The request
Copy the data word for word, keeping every line.

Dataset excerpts
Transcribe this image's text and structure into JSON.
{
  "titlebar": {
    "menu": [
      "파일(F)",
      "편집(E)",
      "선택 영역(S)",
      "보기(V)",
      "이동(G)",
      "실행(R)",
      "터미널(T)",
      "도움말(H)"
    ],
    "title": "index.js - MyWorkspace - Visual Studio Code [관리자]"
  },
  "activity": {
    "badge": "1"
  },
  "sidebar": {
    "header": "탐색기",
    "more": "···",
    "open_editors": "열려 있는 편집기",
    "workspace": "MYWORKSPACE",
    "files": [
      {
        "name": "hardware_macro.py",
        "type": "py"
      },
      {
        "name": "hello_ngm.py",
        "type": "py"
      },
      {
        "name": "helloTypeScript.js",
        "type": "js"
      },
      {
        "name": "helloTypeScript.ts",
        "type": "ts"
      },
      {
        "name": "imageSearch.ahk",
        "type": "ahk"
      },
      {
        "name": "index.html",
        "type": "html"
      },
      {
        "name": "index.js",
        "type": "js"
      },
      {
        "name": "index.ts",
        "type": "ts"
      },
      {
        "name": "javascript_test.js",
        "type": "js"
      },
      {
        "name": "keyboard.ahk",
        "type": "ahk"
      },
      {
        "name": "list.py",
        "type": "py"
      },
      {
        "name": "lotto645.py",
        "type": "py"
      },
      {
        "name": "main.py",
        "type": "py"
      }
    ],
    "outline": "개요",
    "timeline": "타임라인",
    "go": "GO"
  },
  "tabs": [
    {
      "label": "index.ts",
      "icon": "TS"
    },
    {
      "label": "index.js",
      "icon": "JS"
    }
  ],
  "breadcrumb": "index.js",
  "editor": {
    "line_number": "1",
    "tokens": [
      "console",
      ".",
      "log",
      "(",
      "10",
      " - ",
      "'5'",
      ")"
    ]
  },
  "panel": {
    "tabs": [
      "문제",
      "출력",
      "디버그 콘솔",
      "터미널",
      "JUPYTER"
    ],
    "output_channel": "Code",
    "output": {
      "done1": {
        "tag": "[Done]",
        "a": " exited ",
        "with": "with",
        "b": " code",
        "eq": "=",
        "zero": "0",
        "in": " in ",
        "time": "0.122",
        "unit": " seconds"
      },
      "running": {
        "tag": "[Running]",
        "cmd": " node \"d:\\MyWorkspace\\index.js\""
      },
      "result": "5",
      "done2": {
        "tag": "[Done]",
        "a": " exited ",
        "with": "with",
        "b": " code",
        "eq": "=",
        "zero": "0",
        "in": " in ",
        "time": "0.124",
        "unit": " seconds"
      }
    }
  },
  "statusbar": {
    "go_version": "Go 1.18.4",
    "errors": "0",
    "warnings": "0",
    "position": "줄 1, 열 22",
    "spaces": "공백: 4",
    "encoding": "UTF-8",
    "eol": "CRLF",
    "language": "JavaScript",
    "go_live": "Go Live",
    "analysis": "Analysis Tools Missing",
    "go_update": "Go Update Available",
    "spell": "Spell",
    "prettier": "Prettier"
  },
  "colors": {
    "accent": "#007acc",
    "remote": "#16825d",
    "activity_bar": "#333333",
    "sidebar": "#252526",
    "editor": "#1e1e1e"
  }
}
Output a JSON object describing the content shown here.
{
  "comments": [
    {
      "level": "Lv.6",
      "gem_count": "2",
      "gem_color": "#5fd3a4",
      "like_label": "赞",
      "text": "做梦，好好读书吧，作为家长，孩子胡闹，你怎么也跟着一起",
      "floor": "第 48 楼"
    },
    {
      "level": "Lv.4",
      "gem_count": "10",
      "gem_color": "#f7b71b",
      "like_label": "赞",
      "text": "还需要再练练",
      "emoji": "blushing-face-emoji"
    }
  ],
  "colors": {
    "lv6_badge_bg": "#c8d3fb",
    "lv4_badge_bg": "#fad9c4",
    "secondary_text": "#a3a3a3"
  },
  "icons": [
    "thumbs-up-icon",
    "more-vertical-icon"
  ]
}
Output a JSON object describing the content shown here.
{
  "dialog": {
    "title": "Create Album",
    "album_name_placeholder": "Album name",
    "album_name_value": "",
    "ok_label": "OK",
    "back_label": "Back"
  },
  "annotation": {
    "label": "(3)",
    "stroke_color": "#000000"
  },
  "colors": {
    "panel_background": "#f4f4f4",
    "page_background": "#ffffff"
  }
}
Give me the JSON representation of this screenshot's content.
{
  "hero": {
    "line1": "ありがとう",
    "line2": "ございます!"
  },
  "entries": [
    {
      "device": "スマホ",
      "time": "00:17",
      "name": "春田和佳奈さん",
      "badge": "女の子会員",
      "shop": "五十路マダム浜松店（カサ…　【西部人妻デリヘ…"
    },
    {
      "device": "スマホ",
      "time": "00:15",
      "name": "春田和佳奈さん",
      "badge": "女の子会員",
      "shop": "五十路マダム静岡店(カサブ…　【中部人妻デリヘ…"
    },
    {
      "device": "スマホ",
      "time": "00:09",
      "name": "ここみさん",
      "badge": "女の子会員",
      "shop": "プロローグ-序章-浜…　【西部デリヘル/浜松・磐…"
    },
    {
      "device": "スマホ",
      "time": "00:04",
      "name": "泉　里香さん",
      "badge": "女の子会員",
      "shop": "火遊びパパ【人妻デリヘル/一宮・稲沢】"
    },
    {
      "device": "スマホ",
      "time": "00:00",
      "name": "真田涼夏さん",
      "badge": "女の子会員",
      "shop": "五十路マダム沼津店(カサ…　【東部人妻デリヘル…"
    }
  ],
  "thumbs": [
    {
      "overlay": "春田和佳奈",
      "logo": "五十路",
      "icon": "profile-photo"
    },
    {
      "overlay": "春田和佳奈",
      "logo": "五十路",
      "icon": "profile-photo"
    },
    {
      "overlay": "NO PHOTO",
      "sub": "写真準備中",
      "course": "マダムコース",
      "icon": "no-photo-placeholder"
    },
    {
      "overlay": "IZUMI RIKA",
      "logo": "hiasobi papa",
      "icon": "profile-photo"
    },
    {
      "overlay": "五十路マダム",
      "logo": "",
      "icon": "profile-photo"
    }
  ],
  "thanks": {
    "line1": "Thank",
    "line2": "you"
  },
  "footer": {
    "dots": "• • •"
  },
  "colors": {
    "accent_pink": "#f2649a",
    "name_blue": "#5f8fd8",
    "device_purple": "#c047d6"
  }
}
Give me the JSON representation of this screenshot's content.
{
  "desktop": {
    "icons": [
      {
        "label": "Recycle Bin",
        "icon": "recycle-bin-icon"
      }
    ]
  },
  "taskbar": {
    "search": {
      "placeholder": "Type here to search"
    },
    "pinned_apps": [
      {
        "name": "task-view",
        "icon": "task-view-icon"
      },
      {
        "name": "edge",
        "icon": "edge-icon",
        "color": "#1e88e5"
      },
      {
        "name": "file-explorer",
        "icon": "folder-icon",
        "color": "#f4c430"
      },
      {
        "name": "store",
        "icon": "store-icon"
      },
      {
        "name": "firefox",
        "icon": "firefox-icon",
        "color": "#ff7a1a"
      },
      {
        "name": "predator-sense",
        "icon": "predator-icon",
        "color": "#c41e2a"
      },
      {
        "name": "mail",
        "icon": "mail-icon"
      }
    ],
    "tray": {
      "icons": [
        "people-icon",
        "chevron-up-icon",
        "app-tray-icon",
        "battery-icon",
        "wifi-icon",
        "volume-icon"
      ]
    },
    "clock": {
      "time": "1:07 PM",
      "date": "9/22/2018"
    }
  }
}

Answer to this exercise
Transcribe this image's text and structure into JSON.
{
  "titlebar": {
    "menu": [
      "파일(F)",
      "편집(E)",
      "선택 영역(S)",
      "보기(V)",
      "이동(G)",
      "실행(R)",
      "터미널(T)",
      "도움말(H)"
    ],
    "title": "index.js - MyWorkspace - Visual Studio Code [관리자]"
  },
  "activity": {
    "badge": "1"
  },
  "sidebar": {
    "header": "탐색기",
    "more": "···",
    "open_editors": "열려 있는 편집기",
    "workspace": "MYWORKSPACE",
    "files": [
      {
        "name": "hardware_macro.py",
        "type": "py"
      },
      {
        "name": "hello_ngm.py",
        "type": "py"
      },
      {
        "name": "helloTypeScript.js",
        "type": "js"
      },
      {
        "name": "helloTypeScript.ts",
        "type": "ts"
      },
      {
        "name": "imageSearch.ahk",
        "type": "ahk"
      },
      {
        "name": "index.html",
        "type": "html"
      },
      {
        "name": "index.js",
        "type": "js"
      },
      {
        "name": "index.ts",
        "type": "ts"
      },
      {
        "name": "javascript_test.js",
        "type": "js"
      },
      {
        "name": "keyboard.ahk",
        "type": "ahk"
      },
      {
        "name": "list.py",
        "type": "py"
      },
      {
        "name": "lotto645.py",
        "type": "py"
      },
      {
        "name": "main.py",
        "type": "py"
      }
    ],
    "outline": "개요",
    "timeline": "타임라인",
    "go": "GO"
  },
  "tabs": [
    {
      "label": "index.ts",
      "icon": "TS"
    },
    {
      "label": "index.js",
      "icon": "JS"
    }
  ],
  "breadcrumb": "index.js",
  "editor": {
    "line_number": "1",
    "tokens": [
      "console",
      ".",
      "log",
      "(",
      "10",
      " - ",
      "'5'",
      ")"
    ]
  },
  "panel": {
    "tabs": [
      "문제",
      "출력",
      "디버그 콘솔",
      "터미널",
      "JUPYTER"
    ],
    "output_channel": "Code",
    "output": {
      "done1": {
        "tag": "[Done]",
        "a": " exited ",
        "with": "with",
        "b": " code",
        "eq": "=",
        "zero": "0",
        "in": " in ",
        "time": "0.122",
        "unit": " seconds"
      },
      "running": {
        "tag": "[Running]",
        "cmd": " node \"d:\\MyWorkspace\\index.js\""
      },
      "result": "5",
      "done2": {
        "tag": "[Done]",
        "a": " exited ",
        "with": "with",
        "b": " code",
        "eq": "=",
        "zero": "0",
        "in": " in ",
        "time": "0.124",
        "unit": " seconds"
      }
    }
  },
  "statusbar": {
    "go_version": "Go 1.18.4",
    "errors": "0",
    "warnings": "0",
    "position": "줄 1, 열 22",
    "spaces": "공백: 4",
    "encoding": "UTF-8",
    "eol": "CRLF",
    "language": "JavaScript",
    "go_live": "Go Live",
    "analysis": "Analysis Tools Missing",
    "go_update": "Go Update Available",
    "spell": "Spell",
    "prettier": "Prettier"
  },
  "colors": {
    "accent": "#007acc",
    "remote": "#16825d",
    "activity_bar": "#333333",
    "sidebar": "#252526",
    "editor": "#1e1e1e"
  }
}
Output a JSON object describing the content shown here.
{
  "comments": [
    {
      "level": "Lv.6",
      "gem_count": "2",
      "gem_color": "#5fd3a4",
      "like_label": "赞",
      "text": "做梦，好好读书吧，作为家长，孩子胡闹，你怎么也跟着一起",
      "floor": "第 48 楼"
    },
    {
      "level": "Lv.4",
      "gem_count": "10",
      "gem_color": "#f7b71b",
      "like_label": "赞",
      "text": "还需要再练练",
      "emoji": "blushing-face-emoji"
    }
  ],
  "colors": {
    "lv6_badge_bg": "#c8d3fb",
    "lv4_badge_bg": "#fad9c4",
    "secondary_text": "#a3a3a3"
  },
  "icons": [
    "thumbs-up-icon",
    "more-vertical-icon"
  ]
}
Output a JSON object describing the content shown here.
{
  "dialog": {
    "title": "Create Album",
    "album_name_placeholder": "Album name",
    "album_name_value": "",
    "ok_label": "OK",
    "back_label": "Back"
  },
  "annotation": {
    "label": "(3)",
    "stroke_color": "#000000"
  },
  "colors": {
    "panel_background": "#f4f4f4",
    "page_background": "#ffffff"
  }
}
Give me the JSON representation of this screenshot's content.
{
  "hero": {
    "line1": "ありがとう",
    "line2": "ございます!"
  },
  "entries": [
    {
      "device": "スマホ",
      "time": "00:17",
      "name": "春田和佳奈さん",
      "badge": "女の子会員",
      "shop": "五十路マダム浜松店（カサ…　【西部人妻デリヘ…"
    },
    {
      "device": "スマホ",
      "time": "00:15",
      "name": "春田和佳奈さん",
      "badge": "女の子会員",
      "shop": "五十路マダム静岡店(カサブ…　【中部人妻デリヘ…"
    },
    {
      "device": "スマホ",
      "time": "00:09",
      "name": "ここみさん",
      "badge": "女の子会員",
      "shop": "プロローグ-序章-浜…　【西部デリヘル/浜松・磐…"
    },
    {
      "device": "スマホ",
      "time": "00:04",
      "name": "泉　里香さん",
      "badge": "女の子会員",
      "shop": "火遊びパパ【人妻デリヘル/一宮・稲沢】"
    },
    {
      "device": "スマホ",
      "time": "00:00",
      "name": "真田涼夏さん",
      "badge": "女の子会員",
      "shop": "五十路マダム沼津店(カサ…　【東部人妻デリヘル…"
    }
  ],
  "thumbs": [
    {
      "overlay": "春田和佳奈",
      "logo": "五十路",
      "icon": "profile-photo"
    },
    {
      "overlay": "春田和佳奈",
      "logo": "五十路",
      "icon": "profile-photo"
    },
    {
      "overlay": "NO PHOTO",
      "sub": "写真準備中",
      "course": "マダムコース",
      "icon": "no-photo-placeholder"
    },
    {
      "overlay": "IZUMI RIKA",
      "logo": "hiasobi papa",
      "icon": "profile-photo"
    },
    {
      "overlay": "五十路マダム",
      "logo": "",
      "icon": "profile-photo"
    }
  ],
  "thanks": {
    "line1": "Thank",
    "line2": "you"
  },
  "footer": {
    "dots": "• • •"
  },
  "colors": {
    "accent_pink": "#f2649a",
    "name_blue": "#5f8fd8",
    "device_purple": "#c047d6"
  }
}
Give me the JSON representation of this screenshot's content.
{
  "desktop": {
    "icons": [
      {
        "label": "Recycle Bin",
        "icon": "recycle-bin-icon"
      }
    ]
  },
  "taskbar": {
    "search": {
      "placeholder": "Type here to search"
    },
    "pinned_apps": [
      {
        "name": "task-view",
        "icon": "task-view-icon"
      },
      {
        "name": "edge",
        "icon": "edge-icon",
        "color": "#1e88e5"
      },
      {
        "name": "file-explorer",
        "icon": "folder-icon",
        "color": "#f4c430"
      },
      {
        "name": "store",
        "icon": "store-icon"
      },
      {
        "name": "firefox",
        "icon": "firefox-icon",
        "color": "#ff7a1a"
      },
      {
        "name": "predator-sense",
        "icon": "predator-icon",
        "color": "#c41e2a"
      },
      {
        "name": "mail",
        "icon": "mail-icon"
      }
    ],
    "tray": {
      "icons": [
        "people-icon",
        "chevron-up-icon",
        "app-tray-icon",
        "battery-icon",
        "wifi-icon",
        "volume-icon"
      ]
    },
    "clock": {
      "time": "1:07 PM",
      "date": "9/22/2018"
    }
  }
}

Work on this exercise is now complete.